▶ [Problem to solve] Keep only those lines of the records that include the string "González".

▶ [Items]
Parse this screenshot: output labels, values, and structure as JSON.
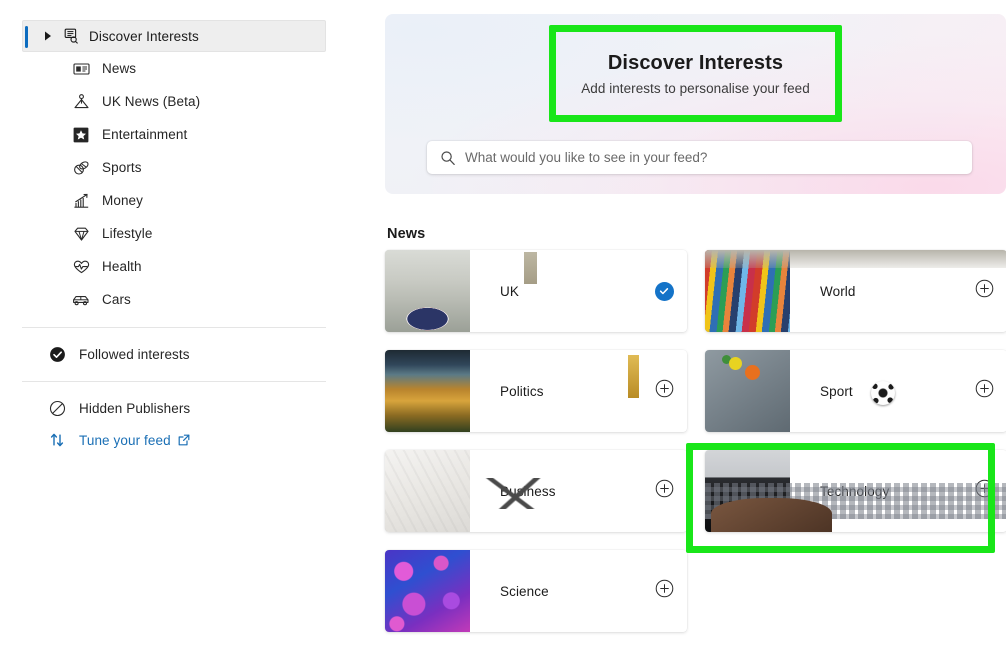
{
  "sidebar": {
    "root_item": {
      "label": "Discover Interests",
      "icon": "discover-feed-icon",
      "expander": "chevron-right-icon",
      "selected": true
    },
    "categories": [
      {
        "label": "News",
        "icon": "newspaper-icon"
      },
      {
        "label": "UK News (Beta)",
        "icon": "uk-news-icon"
      },
      {
        "label": "Entertainment",
        "icon": "star-filled-icon"
      },
      {
        "label": "Sports",
        "icon": "sports-ball-icon"
      },
      {
        "label": "Money",
        "icon": "chart-growth-icon"
      },
      {
        "label": "Lifestyle",
        "icon": "diamond-icon"
      },
      {
        "label": "Health",
        "icon": "heart-pulse-icon"
      },
      {
        "label": "Cars",
        "icon": "car-icon"
      }
    ],
    "secondary": [
      {
        "label": "Followed interests",
        "icon": "check-circle-filled-icon",
        "is_link": false
      },
      {
        "label": "Hidden Publishers",
        "icon": "block-circle-icon",
        "is_link": false
      },
      {
        "label": "Tune your feed",
        "icon": "sort-arrows-icon",
        "is_link": true,
        "external": true,
        "external_icon": "external-link-icon"
      }
    ]
  },
  "hero": {
    "title": "Discover Interests",
    "subtitle": "Add interests to personalise your feed",
    "search": {
      "placeholder": "What would you like to see in your feed?",
      "value": "",
      "icon": "search-icon"
    }
  },
  "content": {
    "section_title": "News",
    "cards": [
      {
        "label": "UK",
        "thumb": "t-uk",
        "state": "followed",
        "action_icon": "check-circle-filled-icon"
      },
      {
        "label": "World",
        "thumb": "t-world",
        "state": "add",
        "action_icon": "plus-circle-icon"
      },
      {
        "label": "Politics",
        "thumb": "t-politics",
        "state": "add",
        "action_icon": "plus-circle-icon"
      },
      {
        "label": "Sport",
        "thumb": "t-sport",
        "state": "add",
        "action_icon": "plus-circle-icon"
      },
      {
        "label": "Business",
        "thumb": "t-business",
        "state": "add",
        "action_icon": "plus-circle-icon"
      },
      {
        "label": "Technology",
        "thumb": "t-tech",
        "state": "add",
        "action_icon": "plus-circle-icon"
      },
      {
        "label": "Science",
        "thumb": "t-science",
        "state": "add",
        "action_icon": "plus-circle-icon"
      }
    ]
  },
  "annotations": {
    "highlight_color": "#19e619",
    "boxes": [
      {
        "name": "hero-title-highlight",
        "target": "Discover Interests"
      },
      {
        "name": "technology-card-highlight",
        "target": "Technology"
      }
    ]
  },
  "colors": {
    "accent_blue": "#1473c8",
    "link_blue": "#1a6fb5",
    "selection_bar": "#0d6cbf",
    "text_primary": "#1b1b1b",
    "text_secondary": "#3b3b3b"
  }
}
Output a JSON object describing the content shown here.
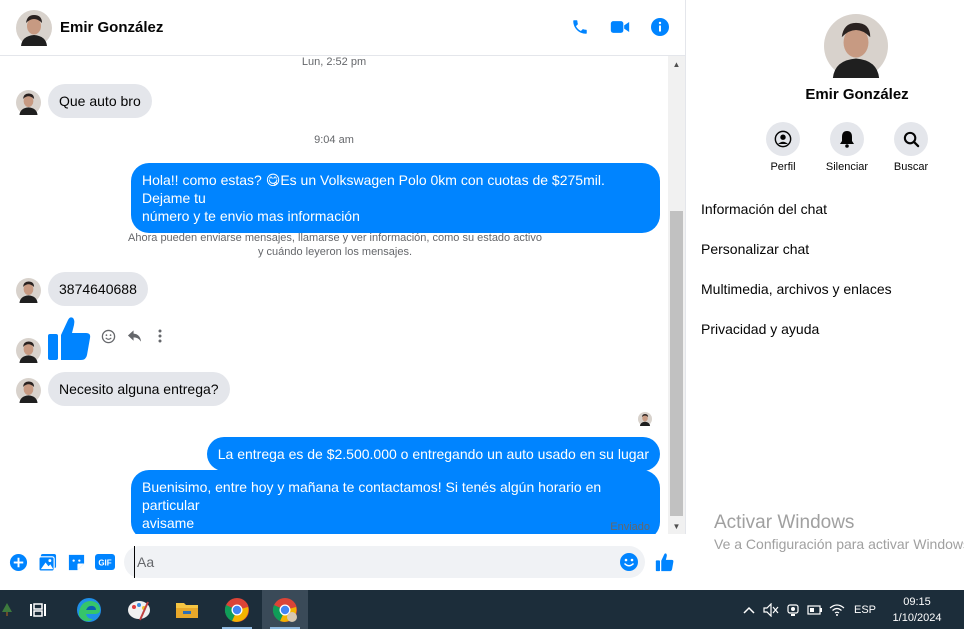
{
  "header": {
    "contact_name": "Emir González",
    "actions": {
      "call_icon": "phone-icon",
      "video_icon": "video-camera-icon",
      "info_icon": "info-icon"
    },
    "accent_color": "#0084ff"
  },
  "messages": {
    "timestamp_1": "Lun, 2:52 pm",
    "msg_1": "Que auto bro",
    "timestamp_2": "9:04 am",
    "msg_2_line1": "Hola!! como estas? 😋Es un Volkswagen Polo 0km con cuotas de $275mil. Dejame tu",
    "msg_2_line2": "número y te envio mas información",
    "system_line1": "Ahora pueden enviarse mensajes, llamarse y ver información, como su estado activo",
    "system_line2": "y cuándo leyeron los mensajes.",
    "msg_3": "3874640688",
    "msg_4": "Necesito alguna entrega?",
    "msg_5": "La entrega es de $2.500.000 o entregando un auto usado en su lugar",
    "msg_6_line1": "Buenisimo, entre hoy y mañana te contactamos! Si tenés algún horario en particular",
    "msg_6_line2": "avisame",
    "status": "Enviado"
  },
  "composer": {
    "placeholder": "Aa",
    "icons": [
      "plus-icon",
      "photo-icon",
      "sticker-icon",
      "gif-icon",
      "emoji-icon",
      "thumbs-up-icon"
    ],
    "gif_label": "GIF"
  },
  "side": {
    "name": "Emir González",
    "actions": [
      {
        "label": "Perfil",
        "icon": "profile-icon"
      },
      {
        "label": "Silenciar",
        "icon": "bell-icon"
      },
      {
        "label": "Buscar",
        "icon": "search-icon"
      }
    ],
    "menu": [
      "Información del chat",
      "Personalizar chat",
      "Multimedia, archivos y enlaces",
      "Privacidad y ayuda"
    ]
  },
  "watermark": {
    "line1": "Activar Windows",
    "line2": "Ve a Configuración para activar Windows."
  },
  "taskbar": {
    "language": "ESP",
    "time": "09:15",
    "date": "1/10/2024",
    "apps": [
      "task-view-icon",
      "edge-icon",
      "paint-icon",
      "file-explorer-icon",
      "chrome-icon",
      "chrome-profile-icon"
    ]
  }
}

▶ [Exercise output]
    "contact_name": "Emir González",
    "name": "Emir González",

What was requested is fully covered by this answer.